Extracted material:
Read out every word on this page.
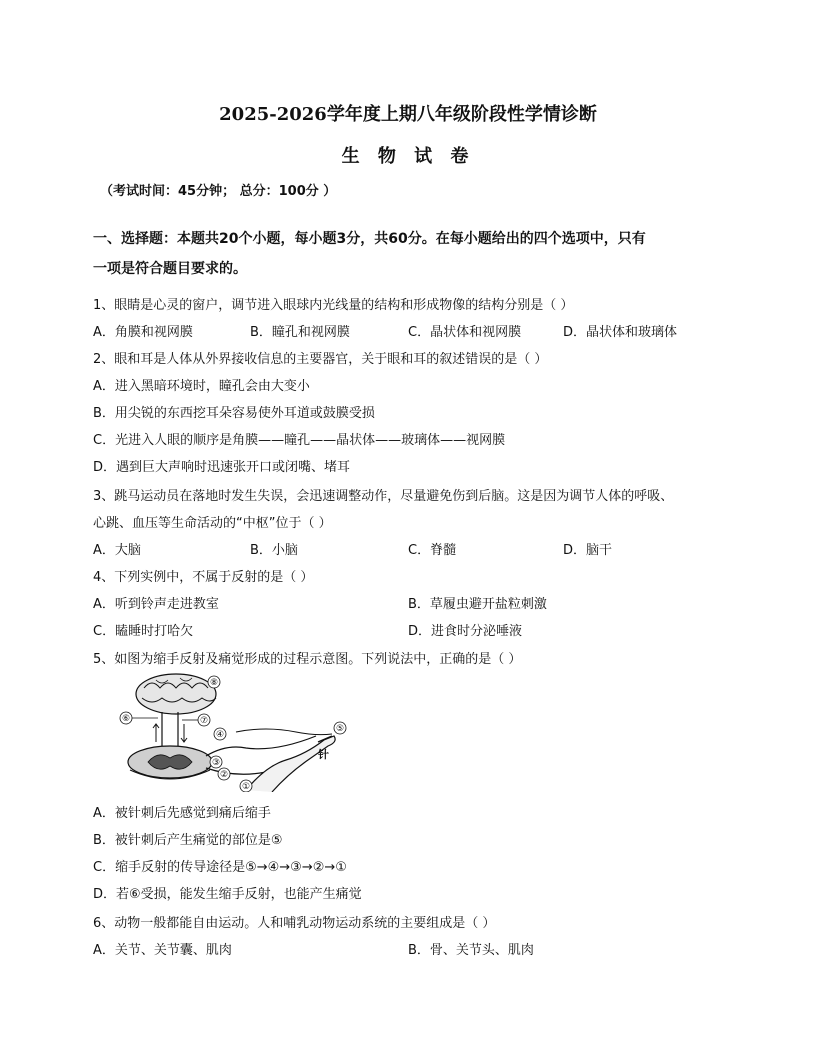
2025-2026学年度上期八年级阶段性学情诊断
生 物 试 卷
（考试时间：45分钟； 总分：100分 ）
一、选择题：本题共20个小题，每小题3分，共60分。在每小题给出的四个选项中，只有
一项是符合题目要求的。
1、眼睛是心灵的窗户，调节进入眼球内光线量的结构和形成物像的结构分别是（ ）
A．角膜和视网膜	B．瞳孔和视网膜	C．晶状体和视网膜	D．晶状体和玻璃体
2、眼和耳是人体从外界接收信息的主要器官，关于眼和耳的叙述错误的是（ ）
A．进入黑暗环境时，瞳孔会由大变小
B．用尖锐的东西挖耳朵容易使外耳道或鼓膜受损
C．光进入人眼的顺序是角膜——瞳孔——晶状体——玻璃体——视网膜
D．遇到巨大声响时迅速张开口或闭嘴、堵耳
3、跳马运动员在落地时发生失误，会迅速调整动作，尽量避免伤到后脑。这是因为调节人体的呼吸、
心跳、血压等生命活动的“中枢”位于（ ）
A．大脑	B．小脑	C．脊髓	D．脑干
4、下列实例中，不属于反射的是（ ）
A．听到铃声走进教室	B．草履虫避开盐粒刺激
C．瞌睡时打哈欠	D．进食时分泌唾液
5、如图为缩手反射及痛觉形成的过程示意图。下列说法中，正确的是（ ）
⑧
⑥	⑦
④
③
②
①
⑤
针
A．被针刺后先感觉到痛后缩手
B．被针刺后产生痛觉的部位是⑤
C．缩手反射的传导途径是⑤→④→③→②→①
D．若⑥受损，能发生缩手反射，也能产生痛觉
6、动物一般都能自由运动。人和哺乳动物运动系统的主要组成是（ ）
A．关节、关节囊、肌肉	B．骨、关节头、肌肉
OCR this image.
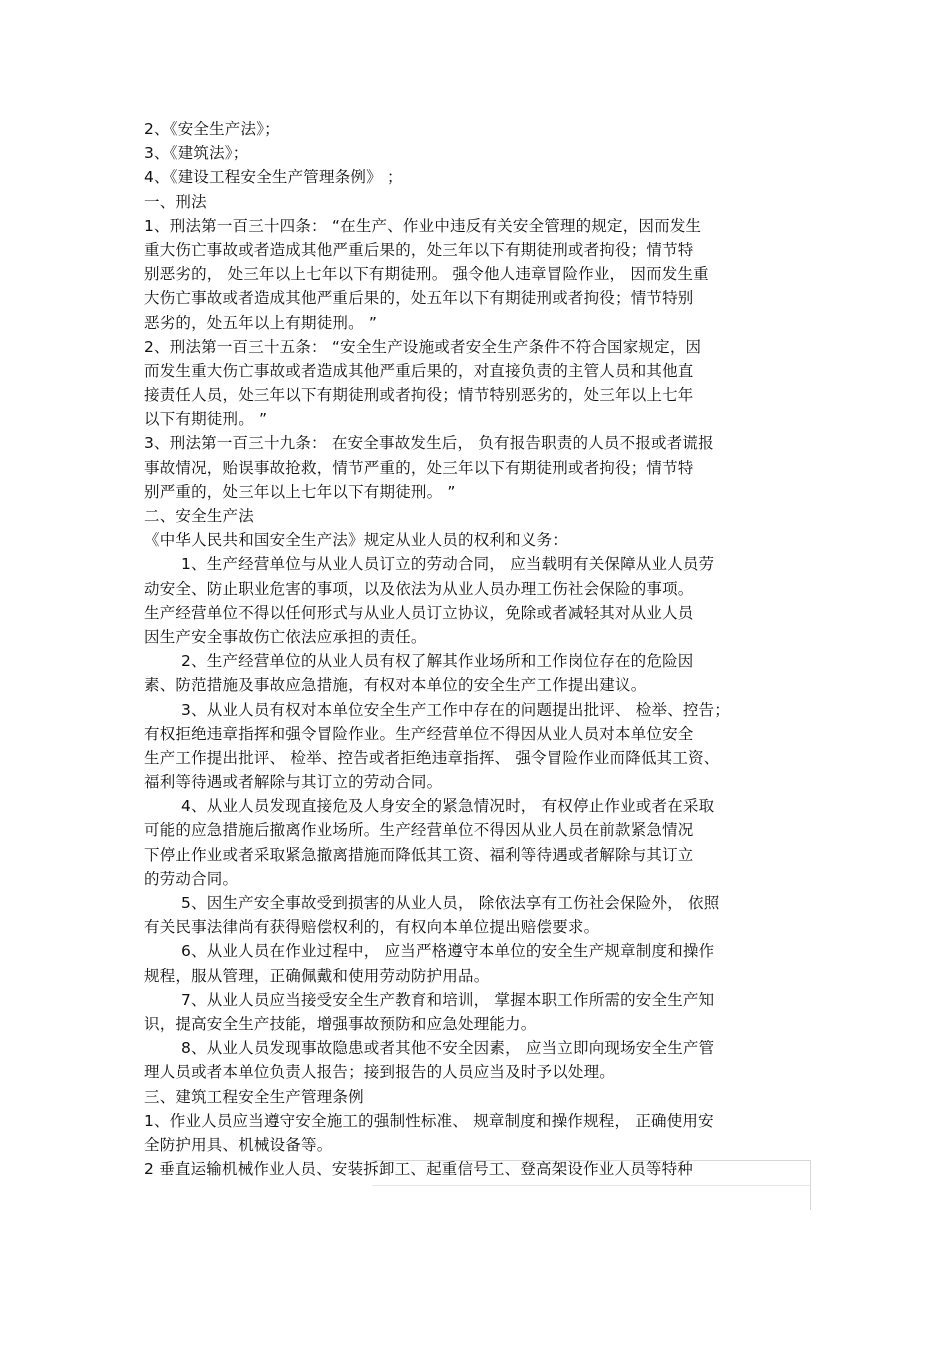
2、《安全生产法》；
3、《建筑法》；
4、《建设工程安全生产管理条例》 ；
一、刑法
1、刑法第一百三十四条： “在生产、作业中违反有关安全管理的规定，因而发生
重大伤亡事故或者造成其他严重后果的，处三年以下有期徒刑或者拘役；情节特
别恶劣的， 处三年以上七年以下有期徒刑。 强令他人违章冒险作业， 因而发生重
大伤亡事故或者造成其他严重后果的，处五年以下有期徒刑或者拘役；情节特别
恶劣的，处五年以上有期徒刑。 ”
2、刑法第一百三十五条： “安全生产设施或者安全生产条件不符合国家规定，因
而发生重大伤亡事故或者造成其他严重后果的，对直接负责的主管人员和其他直
接责任人员，处三年以下有期徒刑或者拘役；情节特别恶劣的，处三年以上七年
以下有期徒刑。 ”
3、刑法第一百三十九条： 在安全事故发生后， 负有报告职责的人员不报或者谎报
事故情况，贻误事故抢救，情节严重的，处三年以下有期徒刑或者拘役；情节特
别严重的，处三年以上七年以下有期徒刑。 ”
二、安全生产法
《中华人民共和国安全生产法》规定从业人员的权利和义务：
1、生产经营单位与从业人员订立的劳动合同， 应当载明有关保障从业人员劳
动安全、防止职业危害的事项，以及依法为从业人员办理工伤社会保险的事项。
生产经营单位不得以任何形式与从业人员订立协议，免除或者减轻其对从业人员
因生产安全事故伤亡依法应承担的责任。
2、生产经营单位的从业人员有权了解其作业场所和工作岗位存在的危险因
素、防范措施及事故应急措施，有权对本单位的安全生产工作提出建议。
3、从业人员有权对本单位安全生产工作中存在的问题提出批评、 检举、控告；
有权拒绝违章指挥和强令冒险作业。生产经营单位不得因从业人员对本单位安全
生产工作提出批评、 检举、控告或者拒绝违章指挥、 强令冒险作业而降低其工资、
福利等待遇或者解除与其订立的劳动合同。
4、从业人员发现直接危及人身安全的紧急情况时， 有权停止作业或者在采取
可能的应急措施后撤离作业场所。生产经营单位不得因从业人员在前款紧急情况
下停止作业或者采取紧急撤离措施而降低其工资、福利等待遇或者解除与其订立
的劳动合同。
5、因生产安全事故受到损害的从业人员， 除依法享有工伤社会保险外， 依照
有关民事法律尚有获得赔偿权利的，有权向本单位提出赔偿要求。
6、从业人员在作业过程中， 应当严格遵守本单位的安全生产规章制度和操作
规程，服从管理，正确佩戴和使用劳动防护用品。
7、从业人员应当接受安全生产教育和培训， 掌握本职工作所需的安全生产知
识，提高安全生产技能，增强事故预防和应急处理能力。
8、从业人员发现事故隐患或者其他不安全因素， 应当立即向现场安全生产管
理人员或者本单位负责人报告；接到报告的人员应当及时予以处理。
三、建筑工程安全生产管理条例
1、作业人员应当遵守安全施工的强制性标准、 规章制度和操作规程， 正确使用安
全防护用具、机械设备等。
2 垂直运输机械作业人员、安装拆卸工、起重信号工、登高架设作业人员等特种
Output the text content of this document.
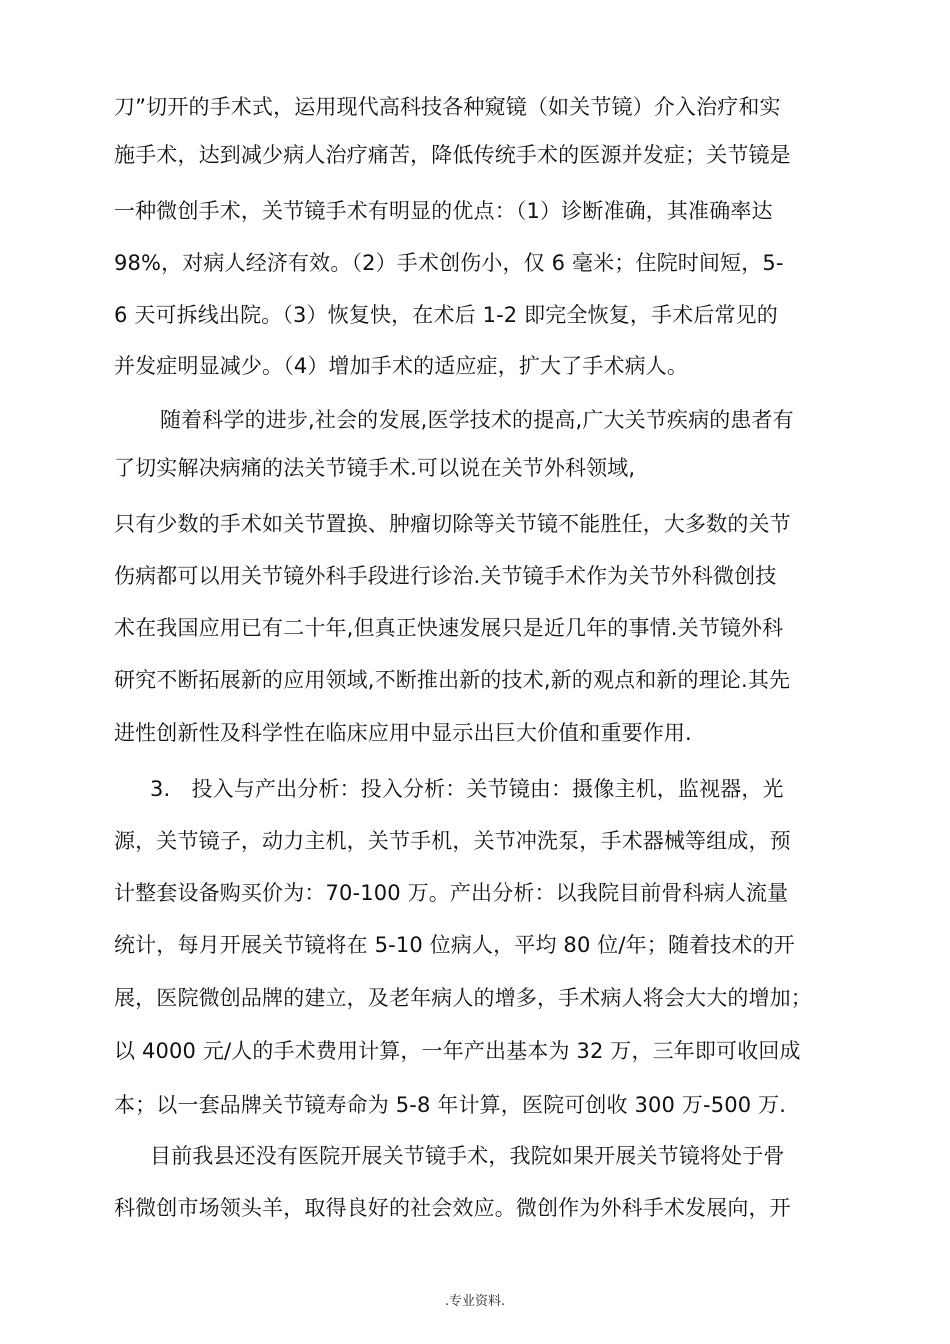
刀”切开的手术式，运用现代高科技各种窥镜（如关节镜）介入治疗和实
施手术，达到减少病人治疗痛苦，降低传统手术的医源并发症；关节镜是
一种微创手术，关节镜手术有明显的优点：（1）诊断准确，其准确率达
98%，对病人经济有效。（2）手术创伤小，仅 6 毫米；住院时间短，5-
6 天可拆线出院。（3）恢复快，在术后 1-2 即完全恢复，手术后常见的
并发症明显减少。（4）增加手术的适应症，扩大了手术病人。
随着科学的进步,社会的发展,医学技术的提高,广大关节疾病的患者有
了切实解决病痛的法关节镜手术.可以说在关节外科领域,
只有少数的手术如关节置换、肿瘤切除等关节镜不能胜任，大多数的关节
伤病都可以用关节镜外科手段进行诊治.关节镜手术作为关节外科微创技
术在我国应用已有二十年,但真正快速发展只是近几年的事情.关节镜外科
研究不断拓展新的应用领域,不断推出新的技术,新的观点和新的理论.其先
进性创新性及科学性在临床应用中显示出巨大价值和重要作用.
3.　投入与产出分析：投入分析：关节镜由：摄像主机，监视器，光
源，关节镜子，动力主机，关节手机，关节冲洗泵，手术器械等组成，预
计整套设备购买价为：70-100 万。产出分析：以我院目前骨科病人流量
统计，每月开展关节镜将在 5-10 位病人，平均 80 位/年；随着技术的开
展，医院微创品牌的建立，及老年病人的增多，手术病人将会大大的增加；
以 4000 元/人的手术费用计算，一年产出基本为 32 万，三年即可收回成
本；以一套品牌关节镜寿命为 5-8 年计算，医院可创收 300 万-500 万.
目前我县还没有医院开展关节镜手术，我院如果开展关节镜将处于骨
科微创市场领头羊，取得良好的社会效应。微创作为外科手术发展向，开
.专业资料.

What is needed: Your task is an exact transcription of all the data, minus the pictures.

Worked answer:
Read out every word on this page.
2025-2026学年度上期八年级阶段性学情诊断
生 物 试 卷
（考试时间：45分钟； 总分：100分 ）
一、选择题：本题共20个小题，每小题3分，共60分。在每小题给出的四个选项中，只有
一项是符合题目要求的。
1、眼睛是心灵的窗户，调节进入眼球内光线量的结构和形成物像的结构分别是（ ）
A．角膜和视网膜	B．瞳孔和视网膜	C．晶状体和视网膜	D．晶状体和玻璃体
2、眼和耳是人体从外界接收信息的主要器官，关于眼和耳的叙述错误的是（ ）
A．进入黑暗环境时，瞳孔会由大变小
B．用尖锐的东西挖耳朵容易使外耳道或鼓膜受损
C．光进入人眼的顺序是角膜——瞳孔——晶状体——玻璃体——视网膜
D．遇到巨大声响时迅速张开口或闭嘴、堵耳
3、跳马运动员在落地时发生失误，会迅速调整动作，尽量避免伤到后脑。这是因为调节人体的呼吸、
心跳、血压等生命活动的“中枢”位于（ ）
A．大脑	B．小脑	C．脊髓	D．脑干
4、下列实例中，不属于反射的是（ ）
A．听到铃声走进教室	B．草履虫避开盐粒刺激
C．瞌睡时打哈欠	D．进食时分泌唾液
5、如图为缩手反射及痛觉形成的过程示意图。下列说法中，正确的是（ ）
⑧
⑥	⑦
④
③
②
①
⑤
针
A．被针刺后先感觉到痛后缩手
B．被针刺后产生痛觉的部位是⑤
C．缩手反射的传导途径是⑤→④→③→②→①
D．若⑥受损，能发生缩手反射，也能产生痛觉
6、动物一般都能自由运动。人和哺乳动物运动系统的主要组成是（ ）
A．关节、关节囊、肌肉	B．骨、关节头、肌肉
OCR this image.
2、《安全生产法》；
3、《建筑法》；
4、《建设工程安全生产管理条例》 ；
一、刑法
1、刑法第一百三十四条： “在生产、作业中违反有关安全管理的规定，因而发生
重大伤亡事故或者造成其他严重后果的，处三年以下有期徒刑或者拘役；情节特
别恶劣的， 处三年以上七年以下有期徒刑。 强令他人违章冒险作业， 因而发生重
大伤亡事故或者造成其他严重后果的，处五年以下有期徒刑或者拘役；情节特别
恶劣的，处五年以上有期徒刑。 ”
2、刑法第一百三十五条： “安全生产设施或者安全生产条件不符合国家规定，因
而发生重大伤亡事故或者造成其他严重后果的，对直接负责的主管人员和其他直
接责任人员，处三年以下有期徒刑或者拘役；情节特别恶劣的，处三年以上七年
以下有期徒刑。 ”
3、刑法第一百三十九条： 在安全事故发生后， 负有报告职责的人员不报或者谎报
事故情况，贻误事故抢救，情节严重的，处三年以下有期徒刑或者拘役；情节特
别严重的，处三年以上七年以下有期徒刑。 ”
二、安全生产法
《中华人民共和国安全生产法》规定从业人员的权利和义务：
1、生产经营单位与从业人员订立的劳动合同， 应当载明有关保障从业人员劳
动安全、防止职业危害的事项，以及依法为从业人员办理工伤社会保险的事项。
生产经营单位不得以任何形式与从业人员订立协议，免除或者减轻其对从业人员
因生产安全事故伤亡依法应承担的责任。
2、生产经营单位的从业人员有权了解其作业场所和工作岗位存在的危险因
素、防范措施及事故应急措施，有权对本单位的安全生产工作提出建议。
3、从业人员有权对本单位安全生产工作中存在的问题提出批评、 检举、控告；
有权拒绝违章指挥和强令冒险作业。生产经营单位不得因从业人员对本单位安全
生产工作提出批评、 检举、控告或者拒绝违章指挥、 强令冒险作业而降低其工资、
福利等待遇或者解除与其订立的劳动合同。
4、从业人员发现直接危及人身安全的紧急情况时， 有权停止作业或者在采取
可能的应急措施后撤离作业场所。生产经营单位不得因从业人员在前款紧急情况
下停止作业或者采取紧急撤离措施而降低其工资、福利等待遇或者解除与其订立
的劳动合同。
5、因生产安全事故受到损害的从业人员， 除依法享有工伤社会保险外， 依照
有关民事法律尚有获得赔偿权利的，有权向本单位提出赔偿要求。
6、从业人员在作业过程中， 应当严格遵守本单位的安全生产规章制度和操作
规程，服从管理，正确佩戴和使用劳动防护用品。
7、从业人员应当接受安全生产教育和培训， 掌握本职工作所需的安全生产知
识，提高安全生产技能，增强事故预防和应急处理能力。
8、从业人员发现事故隐患或者其他不安全因素， 应当立即向现场安全生产管
理人员或者本单位负责人报告；接到报告的人员应当及时予以处理。
三、建筑工程安全生产管理条例
1、作业人员应当遵守安全施工的强制性标准、 规章制度和操作规程， 正确使用安
全防护用具、机械设备等。
2 垂直运输机械作业人员、安装拆卸工、起重信号工、登高架设作业人员等特种
Output the text content of this document.
刀”切开的手术式，运用现代高科技各种窥镜（如关节镜）介入治疗和实
施手术，达到减少病人治疗痛苦，降低传统手术的医源并发症；关节镜是
一种微创手术，关节镜手术有明显的优点：（1）诊断准确，其准确率达
98%，对病人经济有效。（2）手术创伤小，仅 6 毫米；住院时间短，5-
6 天可拆线出院。（3）恢复快，在术后 1-2 即完全恢复，手术后常见的
并发症明显减少。（4）增加手术的适应症，扩大了手术病人。
随着科学的进步,社会的发展,医学技术的提高,广大关节疾病的患者有
了切实解决病痛的法关节镜手术.可以说在关节外科领域,
只有少数的手术如关节置换、肿瘤切除等关节镜不能胜任，大多数的关节
伤病都可以用关节镜外科手段进行诊治.关节镜手术作为关节外科微创技
术在我国应用已有二十年,但真正快速发展只是近几年的事情.关节镜外科
研究不断拓展新的应用领域,不断推出新的技术,新的观点和新的理论.其先
进性创新性及科学性在临床应用中显示出巨大价值和重要作用.
3.　投入与产出分析：投入分析：关节镜由：摄像主机，监视器，光
源，关节镜子，动力主机，关节手机，关节冲洗泵，手术器械等组成，预
计整套设备购买价为：70-100 万。产出分析：以我院目前骨科病人流量
统计，每月开展关节镜将在 5-10 位病人，平均 80 位/年；随着技术的开
展，医院微创品牌的建立，及老年病人的增多，手术病人将会大大的增加；
以 4000 元/人的手术费用计算，一年产出基本为 32 万，三年即可收回成
本；以一套品牌关节镜寿命为 5-8 年计算，医院可创收 300 万-500 万.
目前我县还没有医院开展关节镜手术，我院如果开展关节镜将处于骨
科微创市场领头羊，取得良好的社会效应。微创作为外科手术发展向，开
.专业资料.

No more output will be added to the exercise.